▸ SET EXERCISE: From the entries that follow, pick out all lines holding "World".

-- Begin RECORDS FOR THE EXERCISE --

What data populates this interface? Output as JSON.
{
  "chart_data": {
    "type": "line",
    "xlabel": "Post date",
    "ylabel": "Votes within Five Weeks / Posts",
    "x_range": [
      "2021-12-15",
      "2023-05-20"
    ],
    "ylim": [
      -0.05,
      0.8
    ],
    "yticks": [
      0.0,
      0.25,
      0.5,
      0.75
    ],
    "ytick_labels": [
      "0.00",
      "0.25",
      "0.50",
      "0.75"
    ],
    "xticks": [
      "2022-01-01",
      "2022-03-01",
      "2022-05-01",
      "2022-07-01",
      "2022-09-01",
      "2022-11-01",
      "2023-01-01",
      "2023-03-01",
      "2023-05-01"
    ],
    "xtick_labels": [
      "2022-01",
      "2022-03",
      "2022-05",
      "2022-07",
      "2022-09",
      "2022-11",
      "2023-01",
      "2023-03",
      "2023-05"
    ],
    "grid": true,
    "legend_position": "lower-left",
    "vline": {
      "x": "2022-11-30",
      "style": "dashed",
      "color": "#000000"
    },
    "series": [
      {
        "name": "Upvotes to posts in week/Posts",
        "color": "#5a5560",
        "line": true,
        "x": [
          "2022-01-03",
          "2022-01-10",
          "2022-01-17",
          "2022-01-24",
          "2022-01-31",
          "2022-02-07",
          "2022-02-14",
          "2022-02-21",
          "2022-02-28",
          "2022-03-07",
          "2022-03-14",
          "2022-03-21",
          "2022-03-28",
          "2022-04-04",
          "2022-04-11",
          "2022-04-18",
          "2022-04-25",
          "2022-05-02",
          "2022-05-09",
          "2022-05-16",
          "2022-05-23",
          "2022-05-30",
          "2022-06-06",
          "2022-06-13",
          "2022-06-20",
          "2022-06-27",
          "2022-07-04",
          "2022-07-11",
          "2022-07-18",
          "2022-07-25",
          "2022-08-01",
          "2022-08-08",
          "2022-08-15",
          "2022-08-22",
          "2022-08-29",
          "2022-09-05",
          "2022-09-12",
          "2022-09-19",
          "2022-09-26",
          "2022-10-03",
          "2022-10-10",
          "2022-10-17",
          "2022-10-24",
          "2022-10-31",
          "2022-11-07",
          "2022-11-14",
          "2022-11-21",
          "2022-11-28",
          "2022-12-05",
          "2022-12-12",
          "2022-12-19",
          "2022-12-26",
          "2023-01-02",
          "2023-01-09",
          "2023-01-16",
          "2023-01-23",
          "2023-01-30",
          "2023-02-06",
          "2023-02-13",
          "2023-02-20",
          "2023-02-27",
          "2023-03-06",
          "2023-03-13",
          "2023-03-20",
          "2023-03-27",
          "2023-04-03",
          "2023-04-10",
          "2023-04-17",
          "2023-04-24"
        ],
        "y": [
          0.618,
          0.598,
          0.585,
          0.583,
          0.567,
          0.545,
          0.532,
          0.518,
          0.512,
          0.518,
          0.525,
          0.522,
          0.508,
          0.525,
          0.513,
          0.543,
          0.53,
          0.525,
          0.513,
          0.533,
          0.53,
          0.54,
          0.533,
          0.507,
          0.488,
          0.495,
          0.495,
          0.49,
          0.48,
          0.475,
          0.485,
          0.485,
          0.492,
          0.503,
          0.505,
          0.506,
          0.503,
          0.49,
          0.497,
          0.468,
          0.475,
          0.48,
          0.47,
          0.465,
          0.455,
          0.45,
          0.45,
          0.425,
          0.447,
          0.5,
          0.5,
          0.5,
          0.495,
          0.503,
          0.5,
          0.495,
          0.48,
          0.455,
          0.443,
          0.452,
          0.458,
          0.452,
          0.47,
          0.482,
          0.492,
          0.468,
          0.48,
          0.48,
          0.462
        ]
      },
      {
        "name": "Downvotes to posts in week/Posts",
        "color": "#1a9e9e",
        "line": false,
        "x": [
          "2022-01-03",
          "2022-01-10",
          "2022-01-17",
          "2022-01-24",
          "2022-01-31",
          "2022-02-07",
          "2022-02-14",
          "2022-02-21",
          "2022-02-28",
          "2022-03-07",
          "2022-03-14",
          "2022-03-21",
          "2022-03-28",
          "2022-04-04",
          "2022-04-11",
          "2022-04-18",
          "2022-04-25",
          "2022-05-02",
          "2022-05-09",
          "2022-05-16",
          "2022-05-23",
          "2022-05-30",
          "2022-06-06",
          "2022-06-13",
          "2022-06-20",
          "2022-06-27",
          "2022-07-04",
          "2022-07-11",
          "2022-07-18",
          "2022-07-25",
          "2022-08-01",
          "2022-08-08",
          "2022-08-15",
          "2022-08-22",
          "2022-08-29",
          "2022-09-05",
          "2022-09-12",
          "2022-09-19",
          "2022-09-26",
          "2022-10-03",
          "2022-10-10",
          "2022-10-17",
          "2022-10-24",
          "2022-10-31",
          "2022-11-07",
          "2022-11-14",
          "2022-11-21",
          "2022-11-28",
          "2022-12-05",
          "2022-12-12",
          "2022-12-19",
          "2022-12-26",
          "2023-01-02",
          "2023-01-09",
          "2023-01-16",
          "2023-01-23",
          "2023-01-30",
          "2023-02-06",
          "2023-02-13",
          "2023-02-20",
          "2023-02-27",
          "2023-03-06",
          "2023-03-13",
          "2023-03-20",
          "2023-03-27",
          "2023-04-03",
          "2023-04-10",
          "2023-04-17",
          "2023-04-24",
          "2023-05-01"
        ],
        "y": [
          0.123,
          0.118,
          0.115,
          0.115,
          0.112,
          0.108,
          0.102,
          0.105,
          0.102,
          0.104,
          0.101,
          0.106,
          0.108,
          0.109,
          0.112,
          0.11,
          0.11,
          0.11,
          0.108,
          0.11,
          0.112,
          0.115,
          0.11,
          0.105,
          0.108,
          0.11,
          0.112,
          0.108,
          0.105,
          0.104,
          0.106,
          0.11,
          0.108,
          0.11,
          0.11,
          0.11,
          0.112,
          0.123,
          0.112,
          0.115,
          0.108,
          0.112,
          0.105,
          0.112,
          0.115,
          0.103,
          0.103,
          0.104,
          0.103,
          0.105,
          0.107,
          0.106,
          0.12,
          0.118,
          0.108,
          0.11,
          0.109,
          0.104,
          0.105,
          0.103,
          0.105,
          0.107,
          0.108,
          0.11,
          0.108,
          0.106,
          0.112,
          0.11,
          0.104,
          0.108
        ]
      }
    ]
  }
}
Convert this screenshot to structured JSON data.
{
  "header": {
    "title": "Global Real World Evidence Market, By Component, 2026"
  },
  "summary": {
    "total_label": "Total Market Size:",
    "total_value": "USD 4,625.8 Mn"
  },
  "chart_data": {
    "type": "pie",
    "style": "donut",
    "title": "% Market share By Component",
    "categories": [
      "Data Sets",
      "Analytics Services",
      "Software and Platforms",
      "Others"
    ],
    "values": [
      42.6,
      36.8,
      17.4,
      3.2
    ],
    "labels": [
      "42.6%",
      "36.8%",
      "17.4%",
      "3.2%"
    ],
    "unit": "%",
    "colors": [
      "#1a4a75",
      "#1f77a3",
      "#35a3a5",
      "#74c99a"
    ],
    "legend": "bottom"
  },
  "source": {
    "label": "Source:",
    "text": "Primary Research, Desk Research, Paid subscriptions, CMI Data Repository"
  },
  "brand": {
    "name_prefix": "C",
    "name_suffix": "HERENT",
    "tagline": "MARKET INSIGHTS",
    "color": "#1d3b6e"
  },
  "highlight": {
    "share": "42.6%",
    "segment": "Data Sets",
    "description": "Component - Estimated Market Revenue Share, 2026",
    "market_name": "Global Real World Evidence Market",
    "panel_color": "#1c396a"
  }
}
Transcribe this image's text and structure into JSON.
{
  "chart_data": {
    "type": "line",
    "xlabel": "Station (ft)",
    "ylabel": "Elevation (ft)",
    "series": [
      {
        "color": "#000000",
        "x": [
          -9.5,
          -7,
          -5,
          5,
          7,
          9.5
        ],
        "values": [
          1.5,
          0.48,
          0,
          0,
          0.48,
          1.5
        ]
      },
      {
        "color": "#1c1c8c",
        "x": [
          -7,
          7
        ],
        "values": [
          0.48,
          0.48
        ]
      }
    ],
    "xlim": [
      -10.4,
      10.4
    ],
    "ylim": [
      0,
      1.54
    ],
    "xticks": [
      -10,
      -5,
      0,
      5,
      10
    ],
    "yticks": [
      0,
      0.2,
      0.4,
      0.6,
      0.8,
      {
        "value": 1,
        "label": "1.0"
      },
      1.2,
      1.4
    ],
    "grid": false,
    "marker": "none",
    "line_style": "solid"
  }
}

-- End RECORDS FOR THE EXERCISE --

▸ REPLY TO THE EXERCISE:
    "title": "Global Real World Evidence Market, By Component, 2026"
    "market_name": "Global Real World Evidence Market",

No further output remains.